Pictures stay out of the copy; restate everything else in the material exactly.

===== INPUT FOR THIS TASK

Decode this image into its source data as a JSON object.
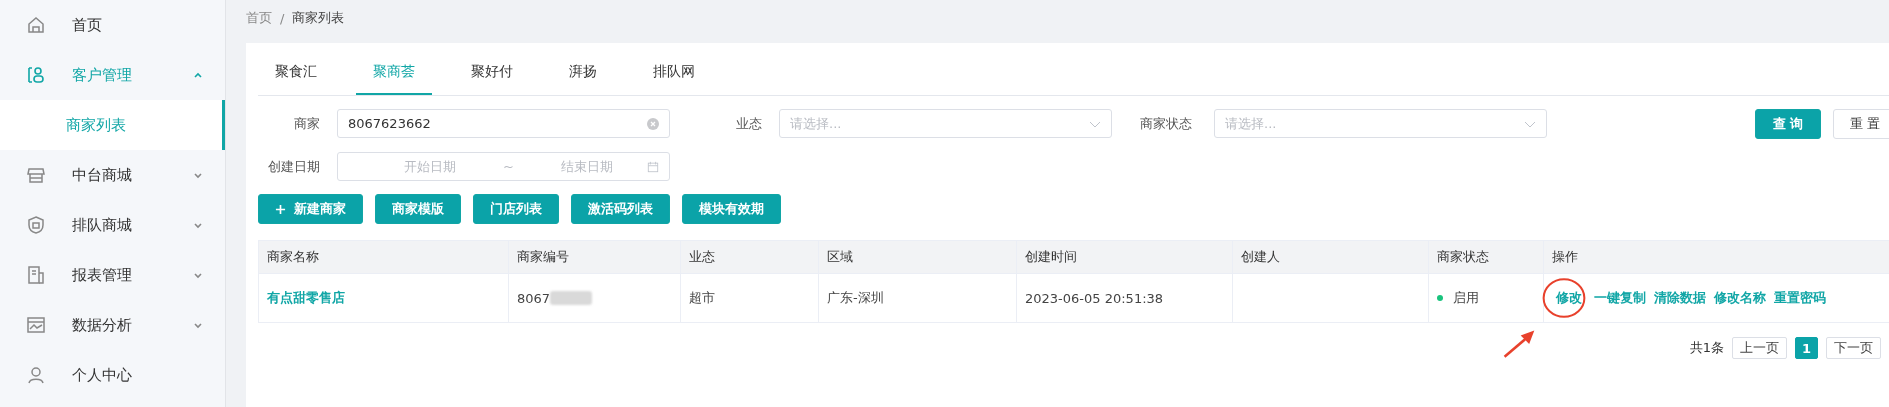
{
  "sidebar": {
    "items": [
      {
        "label": "首页",
        "selected": false
      },
      {
        "label": "客户管理",
        "selected": true,
        "expanded": true,
        "children": [
          {
            "label": "商家列表",
            "selected": true
          }
        ]
      },
      {
        "label": "中台商城",
        "selected": false,
        "expanded": false
      },
      {
        "label": "排队商城",
        "selected": false,
        "expanded": false
      },
      {
        "label": "报表管理",
        "selected": false,
        "expanded": false
      },
      {
        "label": "数据分析",
        "selected": false,
        "expanded": false
      },
      {
        "label": "个人中心",
        "selected": false
      }
    ]
  },
  "breadcrumb": {
    "separator": "/",
    "items": [
      "首页",
      "商家列表"
    ]
  },
  "tabs": [
    {
      "label": "聚食汇",
      "selected": false
    },
    {
      "label": "聚商荟",
      "selected": true
    },
    {
      "label": "聚好付",
      "selected": false
    },
    {
      "label": "湃扬",
      "selected": false
    },
    {
      "label": "排队网",
      "selected": false
    }
  ],
  "filters": {
    "merchant": {
      "label": "商家",
      "value": "8067623662"
    },
    "business_type": {
      "label": "业态",
      "placeholder": "请选择..."
    },
    "merchant_status": {
      "label": "商家状态",
      "placeholder": "请选择..."
    },
    "created_date": {
      "label": "创建日期",
      "start_placeholder": "开始日期",
      "separator": "~",
      "end_placeholder": "结束日期"
    },
    "query_button": "查 询",
    "reset_button": "重 置"
  },
  "actions": [
    {
      "label": "新建商家",
      "kind": "add"
    },
    {
      "label": "商家模版",
      "kind": "plain"
    },
    {
      "label": "门店列表",
      "kind": "plain"
    },
    {
      "label": "激活码列表",
      "kind": "plain"
    },
    {
      "label": "模块有效期",
      "kind": "plain"
    }
  ],
  "table": {
    "columns": [
      "商家名称",
      "商家编号",
      "业态",
      "区域",
      "创建时间",
      "创建人",
      "商家状态",
      "操作"
    ],
    "rows": [
      {
        "name": "有点甜零售店",
        "merchant_no": "8067",
        "business_type": "超市",
        "region": "广东-深圳",
        "created_at": "2023-06-05 20:51:38",
        "status": "启用",
        "enabled": true,
        "operations": [
          "修改",
          "一键复制",
          "清除数据",
          "修改名称",
          "重置密码"
        ]
      }
    ]
  },
  "pagination": {
    "total": "共1条",
    "prev": "上一页",
    "pages": [
      {
        "label": "1",
        "selected": true
      }
    ],
    "next": "下一页"
  }
}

==========

CORRECT RESPONSE —
Decode this image into its source data as a JSON object.
{
  "sidebar": {
    "items": [
      {
        "label": "首页",
        "selected": false
      },
      {
        "label": "客户管理",
        "selected": true,
        "expanded": true,
        "children": [
          {
            "label": "商家列表",
            "selected": true
          }
        ]
      },
      {
        "label": "中台商城",
        "selected": false,
        "expanded": false
      },
      {
        "label": "排队商城",
        "selected": false,
        "expanded": false
      },
      {
        "label": "报表管理",
        "selected": false,
        "expanded": false
      },
      {
        "label": "数据分析",
        "selected": false,
        "expanded": false
      },
      {
        "label": "个人中心",
        "selected": false
      }
    ]
  },
  "breadcrumb": {
    "separator": "/",
    "items": [
      "首页",
      "商家列表"
    ]
  },
  "tabs": [
    {
      "label": "聚食汇",
      "selected": false
    },
    {
      "label": "聚商荟",
      "selected": true
    },
    {
      "label": "聚好付",
      "selected": false
    },
    {
      "label": "湃扬",
      "selected": false
    },
    {
      "label": "排队网",
      "selected": false
    }
  ],
  "filters": {
    "merchant": {
      "label": "商家",
      "value": "8067623662"
    },
    "business_type": {
      "label": "业态",
      "placeholder": "请选择..."
    },
    "merchant_status": {
      "label": "商家状态",
      "placeholder": "请选择..."
    },
    "created_date": {
      "label": "创建日期",
      "start_placeholder": "开始日期",
      "separator": "~",
      "end_placeholder": "结束日期"
    },
    "query_button": "查 询",
    "reset_button": "重 置"
  },
  "actions": [
    {
      "label": "新建商家",
      "kind": "add"
    },
    {
      "label": "商家模版",
      "kind": "plain"
    },
    {
      "label": "门店列表",
      "kind": "plain"
    },
    {
      "label": "激活码列表",
      "kind": "plain"
    },
    {
      "label": "模块有效期",
      "kind": "plain"
    }
  ],
  "table": {
    "columns": [
      "商家名称",
      "商家编号",
      "业态",
      "区域",
      "创建时间",
      "创建人",
      "商家状态",
      "操作"
    ],
    "rows": [
      {
        "name": "有点甜零售店",
        "merchant_no": "8067",
        "business_type": "超市",
        "region": "广东-深圳",
        "created_at": "2023-06-05 20:51:38",
        "status": "启用",
        "enabled": true,
        "operations": [
          "修改",
          "一键复制",
          "清除数据",
          "修改名称",
          "重置密码"
        ]
      }
    ]
  },
  "pagination": {
    "total": "共1条",
    "prev": "上一页",
    "pages": [
      {
        "label": "1",
        "selected": true
      }
    ],
    "next": "下一页"
  }
}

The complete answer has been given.